**TASK DIRECTIONS**
Lines containing the word "title" are to be located and copied.

**Dataset entries on figures**
● ● ● ● ● ● ●

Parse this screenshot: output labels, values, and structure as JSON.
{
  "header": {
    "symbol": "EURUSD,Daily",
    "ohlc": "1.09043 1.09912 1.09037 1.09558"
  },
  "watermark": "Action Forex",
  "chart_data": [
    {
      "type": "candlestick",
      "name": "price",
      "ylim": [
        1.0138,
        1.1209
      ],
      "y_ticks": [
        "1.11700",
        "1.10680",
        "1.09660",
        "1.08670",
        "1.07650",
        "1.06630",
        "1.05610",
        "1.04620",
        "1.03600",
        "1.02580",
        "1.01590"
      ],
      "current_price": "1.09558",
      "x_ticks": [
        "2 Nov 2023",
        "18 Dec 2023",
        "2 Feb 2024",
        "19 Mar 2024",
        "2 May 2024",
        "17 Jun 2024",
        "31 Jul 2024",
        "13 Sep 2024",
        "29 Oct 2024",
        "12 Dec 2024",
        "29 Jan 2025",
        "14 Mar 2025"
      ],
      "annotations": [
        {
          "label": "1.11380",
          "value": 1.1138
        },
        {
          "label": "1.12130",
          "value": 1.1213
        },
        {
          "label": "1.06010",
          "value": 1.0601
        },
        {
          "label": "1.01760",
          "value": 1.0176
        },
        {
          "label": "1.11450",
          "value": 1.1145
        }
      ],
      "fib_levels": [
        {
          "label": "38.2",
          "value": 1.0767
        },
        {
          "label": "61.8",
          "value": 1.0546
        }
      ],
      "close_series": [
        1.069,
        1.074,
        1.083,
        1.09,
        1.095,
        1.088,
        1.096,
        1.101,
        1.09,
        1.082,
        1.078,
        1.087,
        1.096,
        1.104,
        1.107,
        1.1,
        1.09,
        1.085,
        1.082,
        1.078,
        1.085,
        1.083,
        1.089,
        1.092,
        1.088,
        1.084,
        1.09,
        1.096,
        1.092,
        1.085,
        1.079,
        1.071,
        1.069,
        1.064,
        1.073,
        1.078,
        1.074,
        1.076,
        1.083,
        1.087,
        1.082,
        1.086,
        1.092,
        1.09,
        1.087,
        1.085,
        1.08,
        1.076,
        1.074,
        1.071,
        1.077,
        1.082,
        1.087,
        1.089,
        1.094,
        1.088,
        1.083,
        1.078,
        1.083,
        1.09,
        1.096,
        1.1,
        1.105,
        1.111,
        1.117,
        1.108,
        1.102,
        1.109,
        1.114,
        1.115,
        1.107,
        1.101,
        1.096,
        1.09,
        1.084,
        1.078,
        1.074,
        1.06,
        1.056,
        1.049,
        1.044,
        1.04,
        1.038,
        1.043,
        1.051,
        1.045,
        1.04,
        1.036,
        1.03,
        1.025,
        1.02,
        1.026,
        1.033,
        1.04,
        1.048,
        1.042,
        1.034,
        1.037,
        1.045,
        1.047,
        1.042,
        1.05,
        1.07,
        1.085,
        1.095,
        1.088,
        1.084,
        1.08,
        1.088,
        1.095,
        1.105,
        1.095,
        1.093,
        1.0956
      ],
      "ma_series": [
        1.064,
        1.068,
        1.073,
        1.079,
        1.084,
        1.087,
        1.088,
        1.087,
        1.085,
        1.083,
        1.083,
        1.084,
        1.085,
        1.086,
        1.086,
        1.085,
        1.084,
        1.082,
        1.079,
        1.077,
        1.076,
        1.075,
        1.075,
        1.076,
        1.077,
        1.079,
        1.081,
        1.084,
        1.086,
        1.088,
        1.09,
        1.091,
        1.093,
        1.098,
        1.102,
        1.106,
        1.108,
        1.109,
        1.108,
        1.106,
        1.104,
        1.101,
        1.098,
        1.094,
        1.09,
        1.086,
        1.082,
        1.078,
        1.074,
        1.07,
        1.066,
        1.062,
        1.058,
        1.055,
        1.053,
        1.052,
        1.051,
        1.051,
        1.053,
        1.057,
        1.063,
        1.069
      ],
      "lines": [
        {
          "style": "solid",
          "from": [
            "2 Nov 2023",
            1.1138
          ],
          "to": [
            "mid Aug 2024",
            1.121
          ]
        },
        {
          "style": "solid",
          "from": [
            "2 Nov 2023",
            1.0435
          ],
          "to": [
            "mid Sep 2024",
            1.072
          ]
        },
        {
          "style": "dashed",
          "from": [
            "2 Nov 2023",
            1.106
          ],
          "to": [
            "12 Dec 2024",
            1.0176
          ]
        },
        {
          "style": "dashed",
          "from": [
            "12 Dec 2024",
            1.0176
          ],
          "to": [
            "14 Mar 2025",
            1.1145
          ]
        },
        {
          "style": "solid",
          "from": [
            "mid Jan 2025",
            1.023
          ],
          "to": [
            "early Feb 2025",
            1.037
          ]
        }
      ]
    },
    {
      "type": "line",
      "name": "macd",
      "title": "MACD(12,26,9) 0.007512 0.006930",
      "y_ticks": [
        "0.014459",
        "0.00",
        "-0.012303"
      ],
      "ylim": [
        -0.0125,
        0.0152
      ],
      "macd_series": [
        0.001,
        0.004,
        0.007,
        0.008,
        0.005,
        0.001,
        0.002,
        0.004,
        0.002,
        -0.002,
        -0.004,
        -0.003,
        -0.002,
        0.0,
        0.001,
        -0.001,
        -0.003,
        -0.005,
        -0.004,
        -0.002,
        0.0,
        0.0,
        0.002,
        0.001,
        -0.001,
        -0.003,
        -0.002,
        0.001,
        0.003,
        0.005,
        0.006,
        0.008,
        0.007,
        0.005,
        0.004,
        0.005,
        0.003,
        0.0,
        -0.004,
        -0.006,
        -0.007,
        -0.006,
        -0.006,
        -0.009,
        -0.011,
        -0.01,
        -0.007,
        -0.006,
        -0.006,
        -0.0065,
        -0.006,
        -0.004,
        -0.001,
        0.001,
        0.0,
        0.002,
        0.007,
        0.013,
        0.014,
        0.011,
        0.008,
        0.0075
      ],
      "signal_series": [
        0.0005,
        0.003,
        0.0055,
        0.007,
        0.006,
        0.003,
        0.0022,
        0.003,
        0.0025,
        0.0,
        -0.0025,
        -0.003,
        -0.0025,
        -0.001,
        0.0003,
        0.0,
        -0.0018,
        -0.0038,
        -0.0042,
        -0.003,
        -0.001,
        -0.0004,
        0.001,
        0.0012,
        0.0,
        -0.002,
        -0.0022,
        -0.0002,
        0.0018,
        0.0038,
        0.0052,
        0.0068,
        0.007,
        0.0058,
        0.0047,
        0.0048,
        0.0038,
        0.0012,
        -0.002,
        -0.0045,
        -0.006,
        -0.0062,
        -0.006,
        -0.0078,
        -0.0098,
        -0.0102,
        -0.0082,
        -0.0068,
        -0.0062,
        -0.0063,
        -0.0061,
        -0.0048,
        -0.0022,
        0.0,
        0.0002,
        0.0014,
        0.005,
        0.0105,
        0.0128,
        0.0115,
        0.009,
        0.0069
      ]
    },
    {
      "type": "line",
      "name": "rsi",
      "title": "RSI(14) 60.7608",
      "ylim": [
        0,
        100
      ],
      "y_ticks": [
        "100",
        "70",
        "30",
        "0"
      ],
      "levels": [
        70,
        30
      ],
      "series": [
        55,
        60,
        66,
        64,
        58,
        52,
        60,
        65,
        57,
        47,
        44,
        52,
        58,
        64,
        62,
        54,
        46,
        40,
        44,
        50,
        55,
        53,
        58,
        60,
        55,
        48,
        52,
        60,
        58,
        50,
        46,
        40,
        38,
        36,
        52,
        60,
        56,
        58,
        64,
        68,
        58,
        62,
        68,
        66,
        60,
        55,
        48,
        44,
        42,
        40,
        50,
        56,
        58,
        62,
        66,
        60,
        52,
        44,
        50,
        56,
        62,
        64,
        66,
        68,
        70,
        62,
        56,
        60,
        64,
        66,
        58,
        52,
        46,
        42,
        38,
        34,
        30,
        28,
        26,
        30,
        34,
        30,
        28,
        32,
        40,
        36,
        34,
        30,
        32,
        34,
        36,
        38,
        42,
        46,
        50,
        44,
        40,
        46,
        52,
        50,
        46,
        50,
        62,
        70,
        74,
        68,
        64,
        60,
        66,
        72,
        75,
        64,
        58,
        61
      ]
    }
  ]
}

● ● ● ● ● ● ●

**IN RESPONSE**
      "title": "MACD(12,26,9) 0.007512 0.006930",
      "title": "RSI(14) 60.7608",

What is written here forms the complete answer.